### SET TASK
The entire listing is to be repeated verbatim.

Records from a data collection

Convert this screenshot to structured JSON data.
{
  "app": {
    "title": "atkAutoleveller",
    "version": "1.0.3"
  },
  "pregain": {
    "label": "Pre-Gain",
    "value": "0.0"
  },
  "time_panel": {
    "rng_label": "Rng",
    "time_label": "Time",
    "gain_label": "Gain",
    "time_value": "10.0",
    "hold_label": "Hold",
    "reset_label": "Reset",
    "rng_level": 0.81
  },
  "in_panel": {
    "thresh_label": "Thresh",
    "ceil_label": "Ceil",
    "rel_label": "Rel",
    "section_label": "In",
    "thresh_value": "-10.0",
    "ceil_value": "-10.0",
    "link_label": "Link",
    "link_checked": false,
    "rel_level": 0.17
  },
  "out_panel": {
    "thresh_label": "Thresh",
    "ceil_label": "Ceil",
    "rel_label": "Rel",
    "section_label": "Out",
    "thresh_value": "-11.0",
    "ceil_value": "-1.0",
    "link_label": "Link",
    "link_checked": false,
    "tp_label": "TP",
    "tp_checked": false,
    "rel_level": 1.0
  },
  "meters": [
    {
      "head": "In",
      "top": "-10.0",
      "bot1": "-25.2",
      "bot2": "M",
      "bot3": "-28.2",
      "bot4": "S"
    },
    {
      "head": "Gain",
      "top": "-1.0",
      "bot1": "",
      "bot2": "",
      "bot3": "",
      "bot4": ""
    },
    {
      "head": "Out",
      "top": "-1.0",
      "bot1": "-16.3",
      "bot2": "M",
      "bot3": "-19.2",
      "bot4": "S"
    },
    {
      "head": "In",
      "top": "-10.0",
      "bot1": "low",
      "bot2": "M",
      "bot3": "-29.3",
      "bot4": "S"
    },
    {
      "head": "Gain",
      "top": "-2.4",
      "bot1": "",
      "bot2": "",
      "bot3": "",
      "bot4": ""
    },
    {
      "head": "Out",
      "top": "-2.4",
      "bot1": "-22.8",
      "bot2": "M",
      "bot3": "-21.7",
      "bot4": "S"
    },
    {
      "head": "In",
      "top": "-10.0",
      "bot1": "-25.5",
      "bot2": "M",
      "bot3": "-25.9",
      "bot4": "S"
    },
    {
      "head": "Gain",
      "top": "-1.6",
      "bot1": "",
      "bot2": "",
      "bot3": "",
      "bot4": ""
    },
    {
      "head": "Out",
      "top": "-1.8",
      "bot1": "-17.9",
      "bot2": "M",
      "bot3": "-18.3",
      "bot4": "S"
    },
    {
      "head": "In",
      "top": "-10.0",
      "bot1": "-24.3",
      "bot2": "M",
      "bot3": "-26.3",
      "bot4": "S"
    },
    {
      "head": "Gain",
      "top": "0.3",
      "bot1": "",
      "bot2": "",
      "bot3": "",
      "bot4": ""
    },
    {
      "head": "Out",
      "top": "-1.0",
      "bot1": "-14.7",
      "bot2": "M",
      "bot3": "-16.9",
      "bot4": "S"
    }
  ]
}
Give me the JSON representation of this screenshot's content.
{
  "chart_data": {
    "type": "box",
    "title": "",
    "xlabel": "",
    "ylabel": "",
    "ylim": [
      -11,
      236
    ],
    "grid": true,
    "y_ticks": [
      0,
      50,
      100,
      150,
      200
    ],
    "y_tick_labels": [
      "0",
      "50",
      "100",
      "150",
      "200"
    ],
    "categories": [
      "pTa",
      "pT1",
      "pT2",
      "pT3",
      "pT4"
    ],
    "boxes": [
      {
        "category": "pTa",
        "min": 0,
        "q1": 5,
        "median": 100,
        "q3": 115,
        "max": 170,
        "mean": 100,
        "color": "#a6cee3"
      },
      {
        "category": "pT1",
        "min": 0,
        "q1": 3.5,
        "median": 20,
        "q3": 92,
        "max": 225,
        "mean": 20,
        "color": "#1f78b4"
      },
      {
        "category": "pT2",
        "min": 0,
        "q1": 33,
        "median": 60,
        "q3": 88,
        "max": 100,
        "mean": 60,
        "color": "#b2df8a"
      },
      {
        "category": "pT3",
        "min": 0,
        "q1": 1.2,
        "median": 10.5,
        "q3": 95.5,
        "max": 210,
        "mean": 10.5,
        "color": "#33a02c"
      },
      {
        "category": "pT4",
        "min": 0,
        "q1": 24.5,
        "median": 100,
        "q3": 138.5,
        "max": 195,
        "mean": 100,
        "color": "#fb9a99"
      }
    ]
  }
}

### FULL ANSWER
Convert this screenshot to structured JSON data.
{
  "app": {
    "title": "atkAutoleveller",
    "version": "1.0.3"
  },
  "pregain": {
    "label": "Pre-Gain",
    "value": "0.0"
  },
  "time_panel": {
    "rng_label": "Rng",
    "time_label": "Time",
    "gain_label": "Gain",
    "time_value": "10.0",
    "hold_label": "Hold",
    "reset_label": "Reset",
    "rng_level": 0.81
  },
  "in_panel": {
    "thresh_label": "Thresh",
    "ceil_label": "Ceil",
    "rel_label": "Rel",
    "section_label": "In",
    "thresh_value": "-10.0",
    "ceil_value": "-10.0",
    "link_label": "Link",
    "link_checked": false,
    "rel_level": 0.17
  },
  "out_panel": {
    "thresh_label": "Thresh",
    "ceil_label": "Ceil",
    "rel_label": "Rel",
    "section_label": "Out",
    "thresh_value": "-11.0",
    "ceil_value": "-1.0",
    "link_label": "Link",
    "link_checked": false,
    "tp_label": "TP",
    "tp_checked": false,
    "rel_level": 1.0
  },
  "meters": [
    {
      "head": "In",
      "top": "-10.0",
      "bot1": "-25.2",
      "bot2": "M",
      "bot3": "-28.2",
      "bot4": "S"
    },
    {
      "head": "Gain",
      "top": "-1.0",
      "bot1": "",
      "bot2": "",
      "bot3": "",
      "bot4": ""
    },
    {
      "head": "Out",
      "top": "-1.0",
      "bot1": "-16.3",
      "bot2": "M",
      "bot3": "-19.2",
      "bot4": "S"
    },
    {
      "head": "In",
      "top": "-10.0",
      "bot1": "low",
      "bot2": "M",
      "bot3": "-29.3",
      "bot4": "S"
    },
    {
      "head": "Gain",
      "top": "-2.4",
      "bot1": "",
      "bot2": "",
      "bot3": "",
      "bot4": ""
    },
    {
      "head": "Out",
      "top": "-2.4",
      "bot1": "-22.8",
      "bot2": "M",
      "bot3": "-21.7",
      "bot4": "S"
    },
    {
      "head": "In",
      "top": "-10.0",
      "bot1": "-25.5",
      "bot2": "M",
      "bot3": "-25.9",
      "bot4": "S"
    },
    {
      "head": "Gain",
      "top": "-1.6",
      "bot1": "",
      "bot2": "",
      "bot3": "",
      "bot4": ""
    },
    {
      "head": "Out",
      "top": "-1.8",
      "bot1": "-17.9",
      "bot2": "M",
      "bot3": "-18.3",
      "bot4": "S"
    },
    {
      "head": "In",
      "top": "-10.0",
      "bot1": "-24.3",
      "bot2": "M",
      "bot3": "-26.3",
      "bot4": "S"
    },
    {
      "head": "Gain",
      "top": "0.3",
      "bot1": "",
      "bot2": "",
      "bot3": "",
      "bot4": ""
    },
    {
      "head": "Out",
      "top": "-1.0",
      "bot1": "-14.7",
      "bot2": "M",
      "bot3": "-16.9",
      "bot4": "S"
    }
  ]
}
Give me the JSON representation of this screenshot's content.
{
  "chart_data": {
    "type": "box",
    "title": "",
    "xlabel": "",
    "ylabel": "",
    "ylim": [
      -11,
      236
    ],
    "grid": true,
    "y_ticks": [
      0,
      50,
      100,
      150,
      200
    ],
    "y_tick_labels": [
      "0",
      "50",
      "100",
      "150",
      "200"
    ],
    "categories": [
      "pTa",
      "pT1",
      "pT2",
      "pT3",
      "pT4"
    ],
    "boxes": [
      {
        "category": "pTa",
        "min": 0,
        "q1": 5,
        "median": 100,
        "q3": 115,
        "max": 170,
        "mean": 100,
        "color": "#a6cee3"
      },
      {
        "category": "pT1",
        "min": 0,
        "q1": 3.5,
        "median": 20,
        "q3": 92,
        "max": 225,
        "mean": 20,
        "color": "#1f78b4"
      },
      {
        "category": "pT2",
        "min": 0,
        "q1": 33,
        "median": 60,
        "q3": 88,
        "max": 100,
        "mean": 60,
        "color": "#b2df8a"
      },
      {
        "category": "pT3",
        "min": 0,
        "q1": 1.2,
        "median": 10.5,
        "q3": 95.5,
        "max": 210,
        "mean": 10.5,
        "color": "#33a02c"
      },
      {
        "category": "pT4",
        "min": 0,
        "q1": 24.5,
        "median": 100,
        "q3": 138.5,
        "max": 195,
        "mean": 100,
        "color": "#fb9a99"
      }
    ]
  }
}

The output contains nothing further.